Directions for this task = Pick out the lines in the listing below that contain the word "products" and copy them.

[begin Exercise inputs]

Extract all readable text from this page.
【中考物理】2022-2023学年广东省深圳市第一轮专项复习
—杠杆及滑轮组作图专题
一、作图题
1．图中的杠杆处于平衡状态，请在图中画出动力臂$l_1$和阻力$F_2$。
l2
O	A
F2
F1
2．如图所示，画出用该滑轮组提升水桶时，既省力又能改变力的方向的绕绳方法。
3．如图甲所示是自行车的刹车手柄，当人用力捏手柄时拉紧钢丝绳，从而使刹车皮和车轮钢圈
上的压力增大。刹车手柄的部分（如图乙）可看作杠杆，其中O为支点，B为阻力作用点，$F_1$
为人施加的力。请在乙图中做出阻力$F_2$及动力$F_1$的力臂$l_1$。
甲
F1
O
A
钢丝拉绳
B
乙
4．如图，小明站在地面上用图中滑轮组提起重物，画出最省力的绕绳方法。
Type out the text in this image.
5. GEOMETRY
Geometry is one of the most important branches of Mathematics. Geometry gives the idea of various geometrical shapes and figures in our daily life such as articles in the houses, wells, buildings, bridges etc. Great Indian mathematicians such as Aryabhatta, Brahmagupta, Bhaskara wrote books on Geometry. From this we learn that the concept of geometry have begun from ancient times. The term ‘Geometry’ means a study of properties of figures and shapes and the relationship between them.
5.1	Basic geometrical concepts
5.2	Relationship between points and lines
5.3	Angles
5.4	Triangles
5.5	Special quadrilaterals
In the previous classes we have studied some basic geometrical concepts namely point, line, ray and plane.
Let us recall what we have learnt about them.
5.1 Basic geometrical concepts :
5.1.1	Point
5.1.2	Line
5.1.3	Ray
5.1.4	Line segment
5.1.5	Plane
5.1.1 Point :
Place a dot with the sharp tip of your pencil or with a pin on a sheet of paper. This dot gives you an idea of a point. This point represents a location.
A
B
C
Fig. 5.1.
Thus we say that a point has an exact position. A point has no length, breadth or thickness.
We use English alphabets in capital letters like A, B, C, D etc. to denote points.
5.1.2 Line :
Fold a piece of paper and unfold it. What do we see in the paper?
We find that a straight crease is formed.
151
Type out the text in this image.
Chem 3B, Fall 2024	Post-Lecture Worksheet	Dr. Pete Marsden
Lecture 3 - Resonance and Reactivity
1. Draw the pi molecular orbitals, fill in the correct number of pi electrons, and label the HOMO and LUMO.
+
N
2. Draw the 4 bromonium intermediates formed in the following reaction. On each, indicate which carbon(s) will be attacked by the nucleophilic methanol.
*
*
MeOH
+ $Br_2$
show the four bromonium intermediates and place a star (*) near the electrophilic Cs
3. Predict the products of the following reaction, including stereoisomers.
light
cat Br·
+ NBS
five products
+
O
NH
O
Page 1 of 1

[end Exercise inputs]

Final result =
3. Predict the products of the following reaction, including stereoisomers.
five products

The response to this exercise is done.